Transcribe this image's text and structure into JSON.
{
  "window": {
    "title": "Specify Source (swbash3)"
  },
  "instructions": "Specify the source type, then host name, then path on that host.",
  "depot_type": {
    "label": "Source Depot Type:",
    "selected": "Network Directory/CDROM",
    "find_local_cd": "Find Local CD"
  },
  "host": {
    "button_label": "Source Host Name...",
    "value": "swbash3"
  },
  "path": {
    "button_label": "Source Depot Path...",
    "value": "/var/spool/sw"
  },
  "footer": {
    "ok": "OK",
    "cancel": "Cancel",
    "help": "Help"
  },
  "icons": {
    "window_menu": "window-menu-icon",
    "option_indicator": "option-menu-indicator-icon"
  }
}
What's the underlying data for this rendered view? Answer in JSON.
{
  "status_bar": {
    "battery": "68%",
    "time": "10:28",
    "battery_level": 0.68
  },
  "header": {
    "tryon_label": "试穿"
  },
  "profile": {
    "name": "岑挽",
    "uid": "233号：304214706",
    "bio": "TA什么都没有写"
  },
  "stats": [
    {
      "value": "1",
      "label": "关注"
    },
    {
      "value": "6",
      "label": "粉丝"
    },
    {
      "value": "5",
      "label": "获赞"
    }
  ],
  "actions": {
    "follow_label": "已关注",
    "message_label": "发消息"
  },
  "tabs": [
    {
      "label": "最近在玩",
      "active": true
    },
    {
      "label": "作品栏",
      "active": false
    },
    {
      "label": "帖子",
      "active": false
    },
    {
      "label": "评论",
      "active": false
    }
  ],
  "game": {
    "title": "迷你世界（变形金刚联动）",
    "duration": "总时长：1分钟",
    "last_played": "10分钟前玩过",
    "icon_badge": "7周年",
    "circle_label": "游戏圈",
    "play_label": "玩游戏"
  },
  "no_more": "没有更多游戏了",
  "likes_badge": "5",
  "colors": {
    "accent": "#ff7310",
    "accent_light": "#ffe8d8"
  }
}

============================================================

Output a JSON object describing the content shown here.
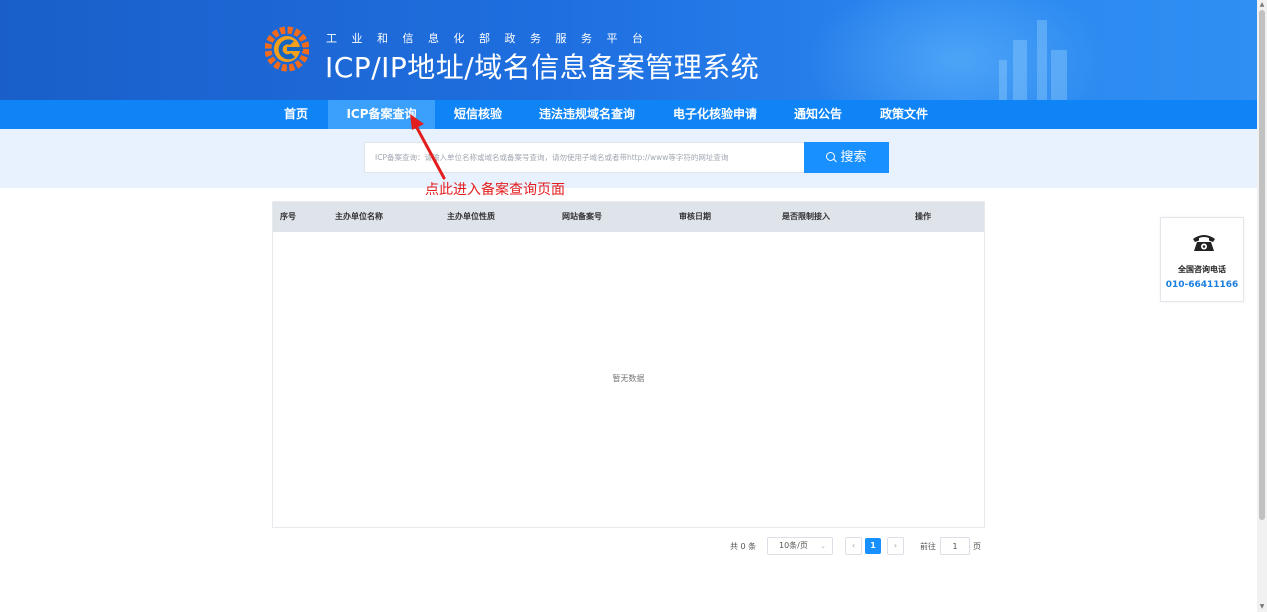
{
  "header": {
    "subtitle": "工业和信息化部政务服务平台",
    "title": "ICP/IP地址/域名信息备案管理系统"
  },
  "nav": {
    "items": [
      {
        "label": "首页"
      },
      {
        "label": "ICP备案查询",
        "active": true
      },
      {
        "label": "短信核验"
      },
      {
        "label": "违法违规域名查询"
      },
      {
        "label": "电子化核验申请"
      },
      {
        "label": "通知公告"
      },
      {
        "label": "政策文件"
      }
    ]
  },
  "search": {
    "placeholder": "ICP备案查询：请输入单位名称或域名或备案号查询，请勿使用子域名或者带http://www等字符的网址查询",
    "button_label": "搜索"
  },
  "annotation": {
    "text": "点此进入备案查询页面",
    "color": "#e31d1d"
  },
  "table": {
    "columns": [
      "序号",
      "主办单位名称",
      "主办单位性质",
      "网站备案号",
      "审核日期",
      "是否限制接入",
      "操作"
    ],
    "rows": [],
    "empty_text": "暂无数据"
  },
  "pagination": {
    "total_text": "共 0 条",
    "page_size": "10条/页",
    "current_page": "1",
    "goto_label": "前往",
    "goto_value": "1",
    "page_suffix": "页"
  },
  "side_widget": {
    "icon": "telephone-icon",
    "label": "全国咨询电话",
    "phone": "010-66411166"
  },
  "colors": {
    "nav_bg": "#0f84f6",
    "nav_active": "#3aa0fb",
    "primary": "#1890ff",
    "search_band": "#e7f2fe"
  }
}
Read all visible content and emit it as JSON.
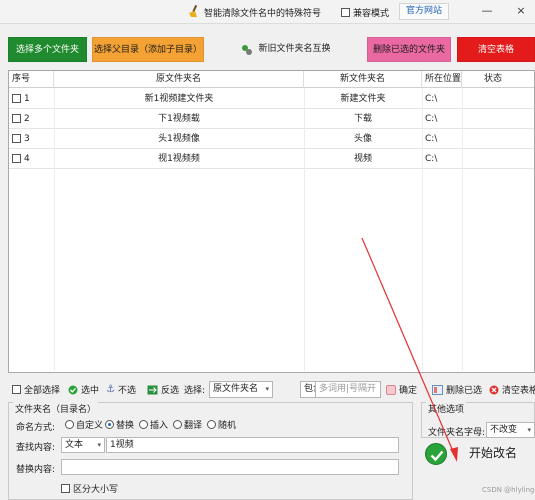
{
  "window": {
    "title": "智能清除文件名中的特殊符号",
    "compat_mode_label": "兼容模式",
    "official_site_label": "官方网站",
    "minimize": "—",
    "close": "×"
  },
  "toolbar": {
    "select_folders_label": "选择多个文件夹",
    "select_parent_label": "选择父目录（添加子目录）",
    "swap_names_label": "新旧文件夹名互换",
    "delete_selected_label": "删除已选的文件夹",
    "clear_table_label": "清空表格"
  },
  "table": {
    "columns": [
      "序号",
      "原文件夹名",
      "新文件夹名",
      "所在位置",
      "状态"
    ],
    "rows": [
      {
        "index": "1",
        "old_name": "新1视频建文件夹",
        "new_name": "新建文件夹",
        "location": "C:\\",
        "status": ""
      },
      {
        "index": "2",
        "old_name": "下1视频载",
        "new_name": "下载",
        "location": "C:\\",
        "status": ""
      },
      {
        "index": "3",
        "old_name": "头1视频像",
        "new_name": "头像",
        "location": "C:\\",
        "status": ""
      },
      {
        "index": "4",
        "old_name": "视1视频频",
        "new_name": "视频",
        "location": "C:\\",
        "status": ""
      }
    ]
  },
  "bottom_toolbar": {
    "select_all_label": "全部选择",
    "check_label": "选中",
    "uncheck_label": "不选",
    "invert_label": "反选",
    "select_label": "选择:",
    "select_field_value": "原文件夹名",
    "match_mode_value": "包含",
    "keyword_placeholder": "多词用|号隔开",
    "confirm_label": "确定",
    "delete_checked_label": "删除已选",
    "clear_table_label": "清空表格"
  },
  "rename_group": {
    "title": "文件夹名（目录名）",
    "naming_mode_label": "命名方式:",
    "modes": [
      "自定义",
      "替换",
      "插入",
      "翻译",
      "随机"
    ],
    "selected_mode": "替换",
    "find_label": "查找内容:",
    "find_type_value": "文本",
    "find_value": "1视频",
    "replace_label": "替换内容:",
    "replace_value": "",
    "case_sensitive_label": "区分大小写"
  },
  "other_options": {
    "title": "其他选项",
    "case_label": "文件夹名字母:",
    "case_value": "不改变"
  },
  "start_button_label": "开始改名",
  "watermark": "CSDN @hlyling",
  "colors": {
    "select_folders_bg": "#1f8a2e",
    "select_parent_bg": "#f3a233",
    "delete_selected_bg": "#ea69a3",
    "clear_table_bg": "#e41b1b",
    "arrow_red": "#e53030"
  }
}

============================================================

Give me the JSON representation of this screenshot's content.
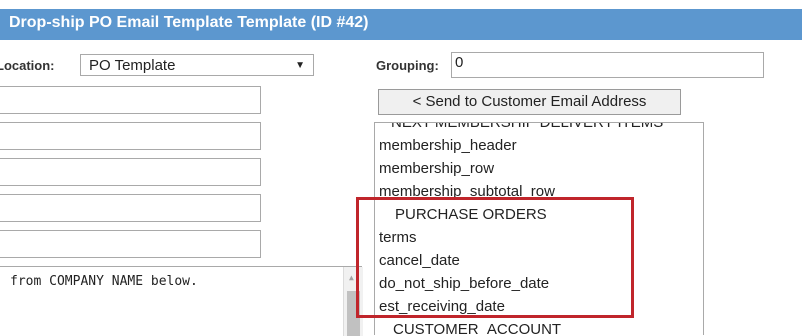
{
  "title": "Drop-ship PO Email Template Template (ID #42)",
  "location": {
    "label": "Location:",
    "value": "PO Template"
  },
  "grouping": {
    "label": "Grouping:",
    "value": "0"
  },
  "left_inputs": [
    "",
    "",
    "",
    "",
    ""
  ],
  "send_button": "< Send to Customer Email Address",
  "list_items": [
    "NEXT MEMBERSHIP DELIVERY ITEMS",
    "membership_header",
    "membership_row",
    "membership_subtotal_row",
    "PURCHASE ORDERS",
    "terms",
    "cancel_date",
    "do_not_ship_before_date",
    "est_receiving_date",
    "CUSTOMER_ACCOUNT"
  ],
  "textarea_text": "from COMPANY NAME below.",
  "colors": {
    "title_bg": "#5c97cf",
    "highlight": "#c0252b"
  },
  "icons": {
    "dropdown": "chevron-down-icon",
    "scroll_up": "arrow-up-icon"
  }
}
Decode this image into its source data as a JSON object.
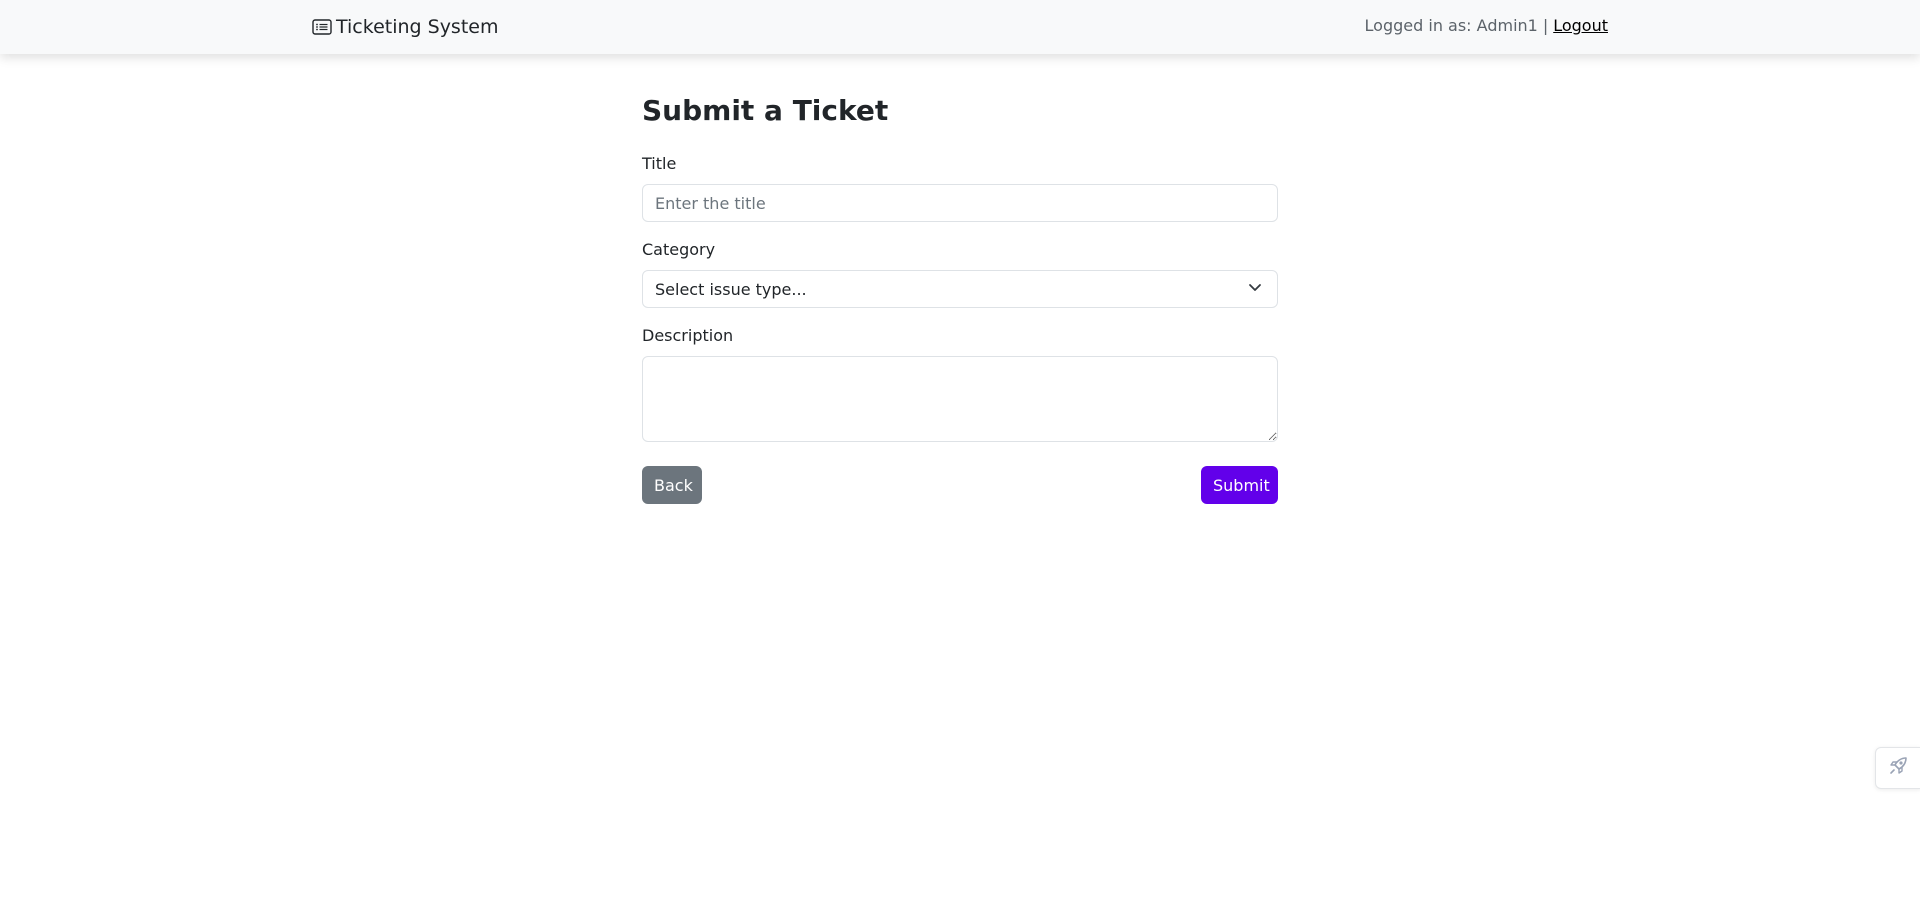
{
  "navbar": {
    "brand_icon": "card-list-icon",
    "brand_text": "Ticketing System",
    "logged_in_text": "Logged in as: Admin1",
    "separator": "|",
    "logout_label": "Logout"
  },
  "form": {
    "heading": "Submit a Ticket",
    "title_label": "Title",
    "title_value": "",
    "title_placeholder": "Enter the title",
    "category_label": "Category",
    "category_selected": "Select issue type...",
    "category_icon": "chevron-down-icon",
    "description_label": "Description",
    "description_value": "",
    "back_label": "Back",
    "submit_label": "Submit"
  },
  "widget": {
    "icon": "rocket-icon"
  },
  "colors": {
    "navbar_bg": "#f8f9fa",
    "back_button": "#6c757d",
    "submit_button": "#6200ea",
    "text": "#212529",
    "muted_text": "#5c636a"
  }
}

============================================================

__Set problem__.
Count how many lines of the material hold the string "into". Give the number and nothing more.

__Written answer__.
2